▶ Material provided
◆ ◆ ◆ ◆ ◆

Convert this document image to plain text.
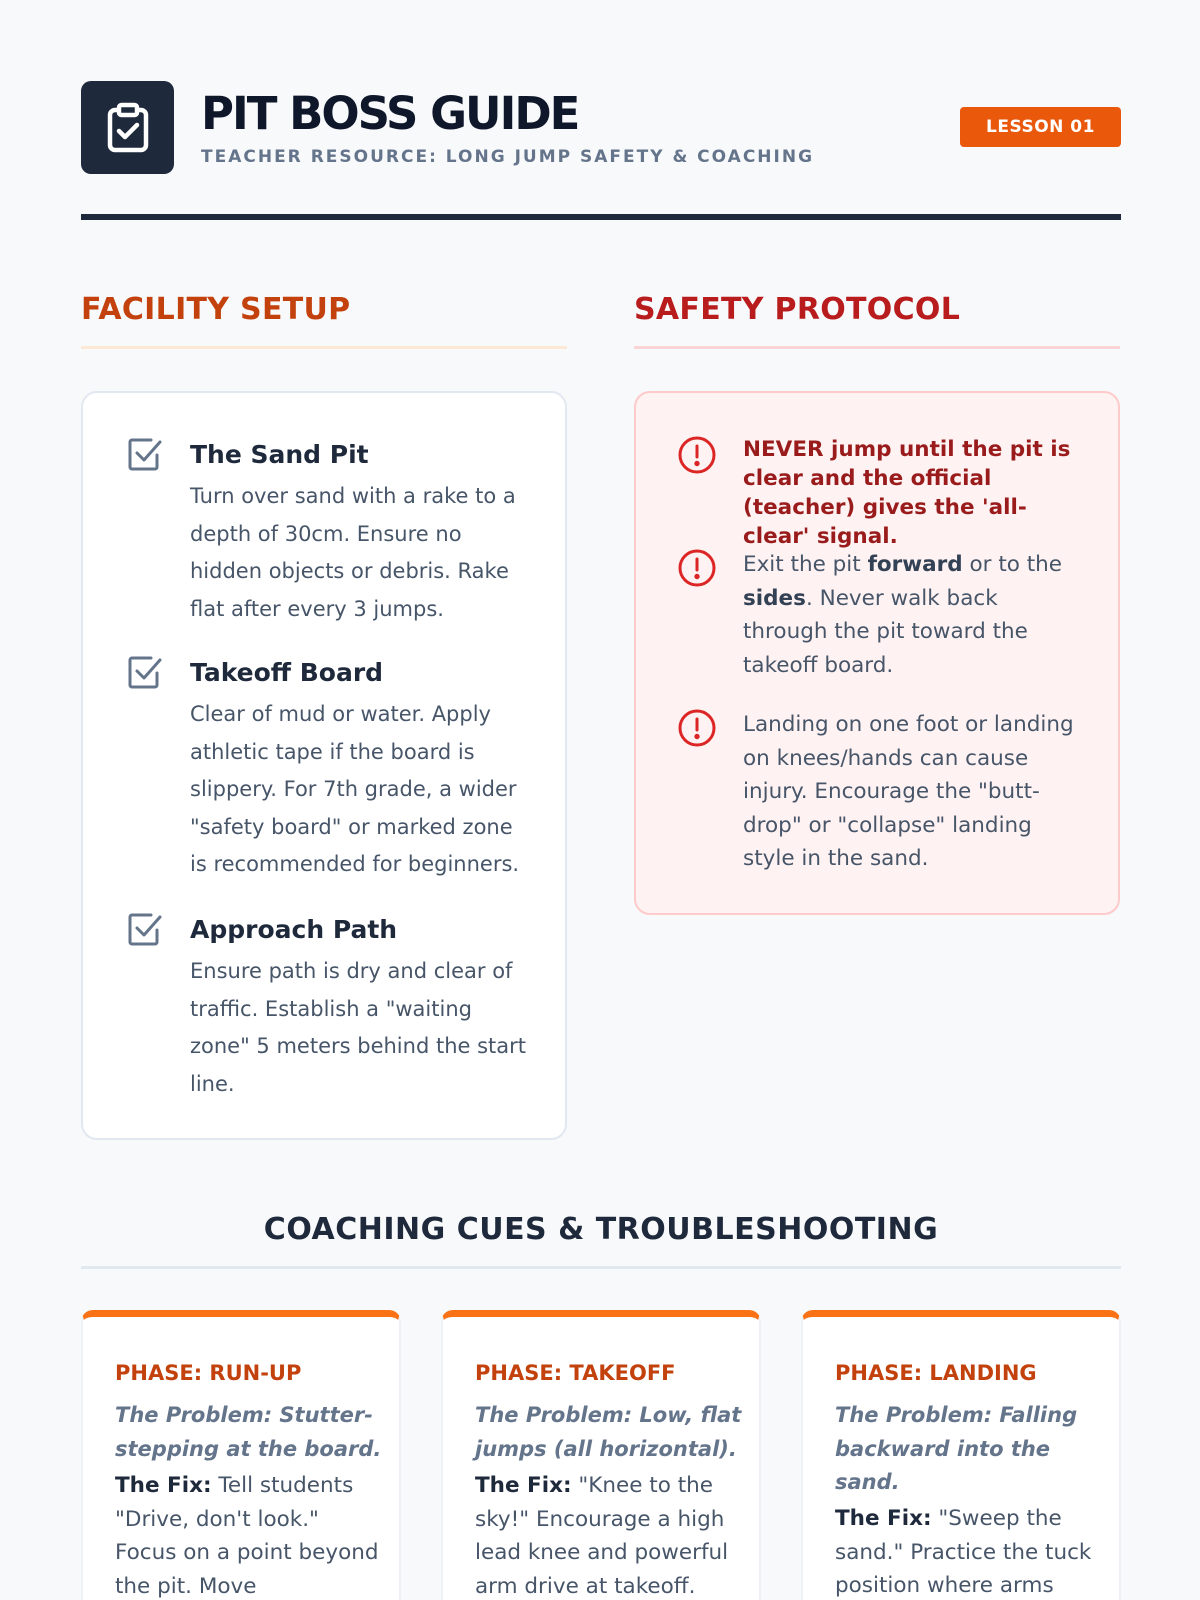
PIT BOSS GUIDE
TEACHER RESOURCE: LONG JUMP SAFETY & COACHING
LESSON 01
FACILITY SETUP
The Sand Pit
Turn over sand with a rake to a depth of 30cm. Ensure no hidden objects or debris. Rake flat after every 3 jumps.
Takeoff Board
Clear of mud or water. Apply athletic tape if the board is slippery. For 7th grade, a wider "safety board" or marked zone is recommended for beginners.
Approach Path
Ensure path is dry and clear of traffic. Establish a "waiting zone" 5 meters behind the start line.
SAFETY PROTOCOL
NEVER jump until the pit is clear and the official (teacher) gives the 'all-clear' signal.
Exit the pit forward or to the sides. Never walk back through the pit toward the takeoff board.
Landing on one foot or landing on knees/hands can cause injury. Encourage the "butt-drop" or "collapse" landing style in the sand.
COACHING CUES & TROUBLESHOOTING
PHASE: RUN-UP
The Problem: Stutter-stepping at the board.
The Fix: Tell students "Drive, don't look." Focus on a point beyond the pit. Move
PHASE: TAKEOFF
The Problem: Low, flat jumps (all horizontal).
The Fix: "Knee to the sky!" Encourage a high lead knee and powerful arm drive at takeoff.
PHASE: LANDING
The Problem: Falling backward into the sand.
The Fix: "Sweep the sand." Practice the tuck position where arms
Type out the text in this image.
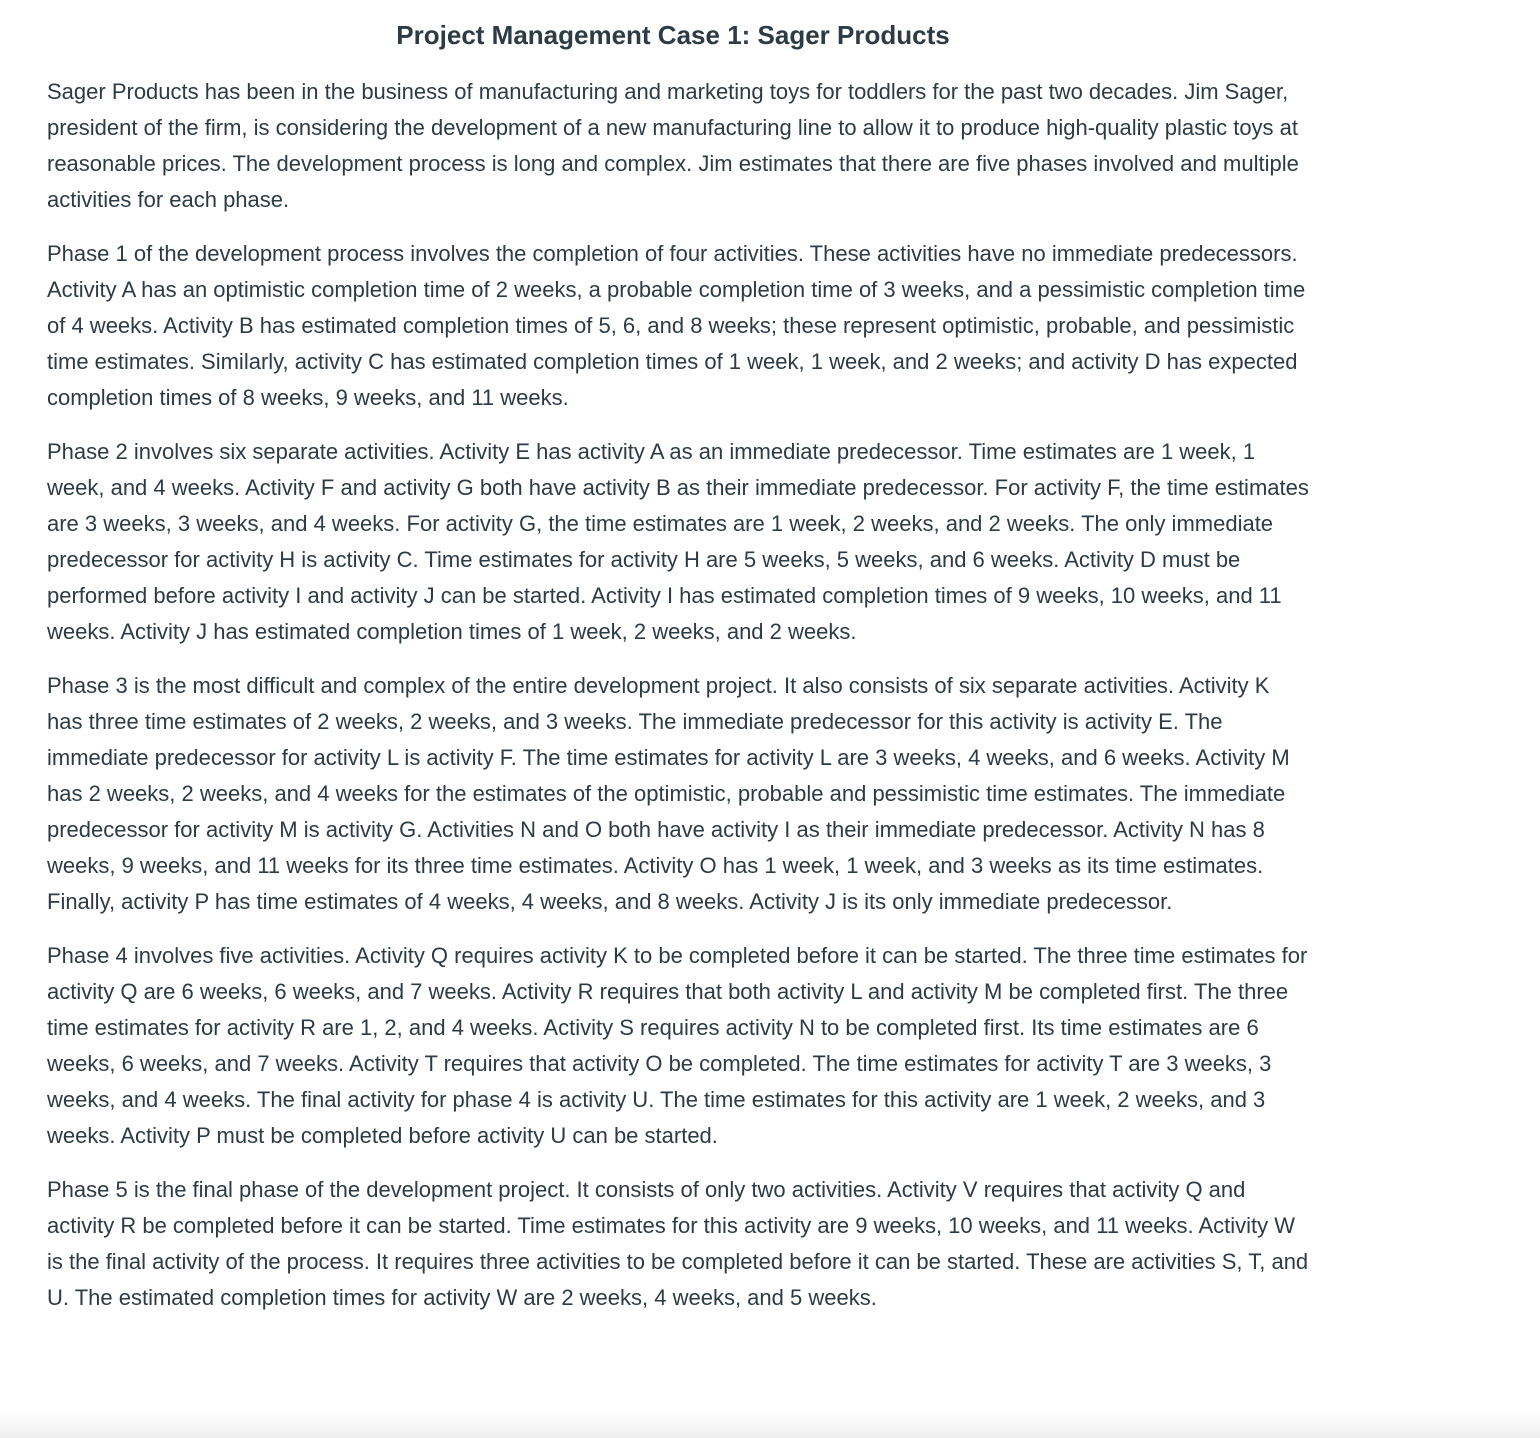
Project Management Case 1: Sager Products

Sager Products has been in the business of manufacturing and marketing toys for toddlers for the past two decades. Jim Sager, president of the firm, is considering the development of a new manufacturing line to allow it to produce high-quality plastic toys at reasonable prices. The development process is long and complex. Jim estimates that there are five phases involved and multiple activities for each phase.

Phase 1 of the development process involves the completion of four activities. These activities have no immediate predecessors. Activity A has an optimistic completion time of 2 weeks, a probable completion time of 3 weeks, and a pessimistic completion time of 4 weeks. Activity B has estimated completion times of 5, 6, and 8 weeks; these represent optimistic, probable, and pessimistic time estimates. Similarly, activity C has estimated completion times of 1 week, 1 week, and 2 weeks; and activity D has expected completion times of 8 weeks, 9 weeks, and 11 weeks.

Phase 2 involves six separate activities. Activity E has activity A as an immediate predecessor. Time estimates are 1 week, 1 week, and 4 weeks. Activity F and activity G both have activity B as their immediate predecessor. For activity F, the time estimates are 3 weeks, 3 weeks, and 4 weeks. For activity G, the time estimates are 1 week, 2 weeks, and 2 weeks. The only immediate predecessor for activity H is activity C. Time estimates for activity H are 5 weeks, 5 weeks, and 6 weeks. Activity D must be performed before activity I and activity J can be started. Activity I has estimated completion times of 9 weeks, 10 weeks, and 11 weeks. Activity J has estimated completion times of 1 week, 2 weeks, and 2 weeks.

Phase 3 is the most difficult and complex of the entire development project. It also consists of six separate activities. Activity K has three time estimates of 2 weeks, 2 weeks, and 3 weeks. The immediate predecessor for this activity is activity E. The immediate predecessor for activity L is activity F. The time estimates for activity L are 3 weeks, 4 weeks, and 6 weeks. Activity M has 2 weeks, 2 weeks, and 4 weeks for the estimates of the optimistic, probable and pessimistic time estimates. The immediate predecessor for activity M is activity G. Activities N and O both have activity I as their immediate predecessor. Activity N has 8 weeks, 9 weeks, and 11 weeks for its three time estimates. Activity O has 1 week, 1 week, and 3 weeks as its time estimates. Finally, activity P has time estimates of 4 weeks, 4 weeks, and 8 weeks. Activity J is its only immediate predecessor.

Phase 4 involves five activities. Activity Q requires activity K to be completed before it can be started. The three time estimates for activity Q are 6 weeks, 6 weeks, and 7 weeks. Activity R requires that both activity L and activity M be completed first. The three time estimates for activity R are 1, 2, and 4 weeks. Activity S requires activity N to be completed first. Its time estimates are 6 weeks, 6 weeks, and 7 weeks. Activity T requires that activity O be completed. The time estimates for activity T are 3 weeks, 3 weeks, and 4 weeks. The final activity for phase 4 is activity U. The time estimates for this activity are 1 week, 2 weeks, and 3 weeks. Activity P must be completed before activity U can be started.

Phase 5 is the final phase of the development project. It consists of only two activities. Activity V requires that activity Q and activity R be completed before it can be started. Time estimates for this activity are 9 weeks, 10 weeks, and 11 weeks. Activity W is the final activity of the process. It requires three activities to be completed before it can be started. These are activities S, T, and U. The estimated completion times for activity W are 2 weeks, 4 weeks, and 5 weeks.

◆ ◆ ◆ ◆ ◆

▶ Short exercise
Omit each picture, then return all of the listing exactly as it stands.

▶ Result
Convert this document image to plain text.
PIT BOSS GUIDE
TEACHER RESOURCE: LONG JUMP SAFETY & COACHING
LESSON 01
FACILITY SETUP
The Sand Pit
Turn over sand with a rake to a depth of 30cm. Ensure no hidden objects or debris. Rake flat after every 3 jumps.
Takeoff Board
Clear of mud or water. Apply athletic tape if the board is slippery. For 7th grade, a wider "safety board" or marked zone is recommended for beginners.
Approach Path
Ensure path is dry and clear of traffic. Establish a "waiting zone" 5 meters behind the start line.
SAFETY PROTOCOL
NEVER jump until the pit is clear and the official (teacher) gives the 'all-clear' signal.
Exit the pit forward or to the sides. Never walk back through the pit toward the takeoff board.
Landing on one foot or landing on knees/hands can cause injury. Encourage the "butt-drop" or "collapse" landing style in the sand.
COACHING CUES & TROUBLESHOOTING
PHASE: RUN-UP
The Problem: Stutter-stepping at the board.
The Fix: Tell students "Drive, don't look." Focus on a point beyond the pit. Move
PHASE: TAKEOFF
The Problem: Low, flat jumps (all horizontal).
The Fix: "Knee to the sky!" Encourage a high lead knee and powerful arm drive at takeoff.
PHASE: LANDING
The Problem: Falling backward into the sand.
The Fix: "Sweep the sand." Practice the tuck position where arms
Type out the text in this image.
Project Management Case 1: Sager Products

Sager Products has been in the business of manufacturing and marketing toys for toddlers for the past two decades. Jim Sager, president of the firm, is considering the development of a new manufacturing line to allow it to produce high-quality plastic toys at reasonable prices. The development process is long and complex. Jim estimates that there are five phases involved and multiple activities for each phase.

Phase 1 of the development process involves the completion of four activities. These activities have no immediate predecessors. Activity A has an optimistic completion time of 2 weeks, a probable completion time of 3 weeks, and a pessimistic completion time of 4 weeks. Activity B has estimated completion times of 5, 6, and 8 weeks; these represent optimistic, probable, and pessimistic time estimates. Similarly, activity C has estimated completion times of 1 week, 1 week, and 2 weeks; and activity D has expected completion times of 8 weeks, 9 weeks, and 11 weeks.

Phase 2 involves six separate activities. Activity E has activity A as an immediate predecessor. Time estimates are 1 week, 1 week, and 4 weeks. Activity F and activity G both have activity B as their immediate predecessor. For activity F, the time estimates are 3 weeks, 3 weeks, and 4 weeks. For activity G, the time estimates are 1 week, 2 weeks, and 2 weeks. The only immediate predecessor for activity H is activity C. Time estimates for activity H are 5 weeks, 5 weeks, and 6 weeks. Activity D must be performed before activity I and activity J can be started. Activity I has estimated completion times of 9 weeks, 10 weeks, and 11 weeks. Activity J has estimated completion times of 1 week, 2 weeks, and 2 weeks.

Phase 3 is the most difficult and complex of the entire development project. It also consists of six separate activities. Activity K has three time estimates of 2 weeks, 2 weeks, and 3 weeks. The immediate predecessor for this activity is activity E. The immediate predecessor for activity L is activity F. The time estimates for activity L are 3 weeks, 4 weeks, and 6 weeks. Activity M has 2 weeks, 2 weeks, and 4 weeks for the estimates of the optimistic, probable and pessimistic time estimates. The immediate predecessor for activity M is activity G. Activities N and O both have activity I as their immediate predecessor. Activity N has 8 weeks, 9 weeks, and 11 weeks for its three time estimates. Activity O has 1 week, 1 week, and 3 weeks as its time estimates. Finally, activity P has time estimates of 4 weeks, 4 weeks, and 8 weeks. Activity J is its only immediate predecessor.

Phase 4 involves five activities. Activity Q requires activity K to be completed before it can be started. The three time estimates for activity Q are 6 weeks, 6 weeks, and 7 weeks. Activity R requires that both activity L and activity M be completed first. The three time estimates for activity R are 1, 2, and 4 weeks. Activity S requires activity N to be completed first. Its time estimates are 6 weeks, 6 weeks, and 7 weeks. Activity T requires that activity O be completed. The time estimates for activity T are 3 weeks, 3 weeks, and 4 weeks. The final activity for phase 4 is activity U. The time estimates for this activity are 1 week, 2 weeks, and 3 weeks. Activity P must be completed before activity U can be started.

Phase 5 is the final phase of the development project. It consists of only two activities. Activity V requires that activity Q and activity R be completed before it can be started. Time estimates for this activity are 9 weeks, 10 weeks, and 11 weeks. Activity W is the final activity of the process. It requires three activities to be completed before it can be started. These are activities S, T, and U. The estimated completion times for activity W are 2 weeks, 4 weeks, and 5 weeks.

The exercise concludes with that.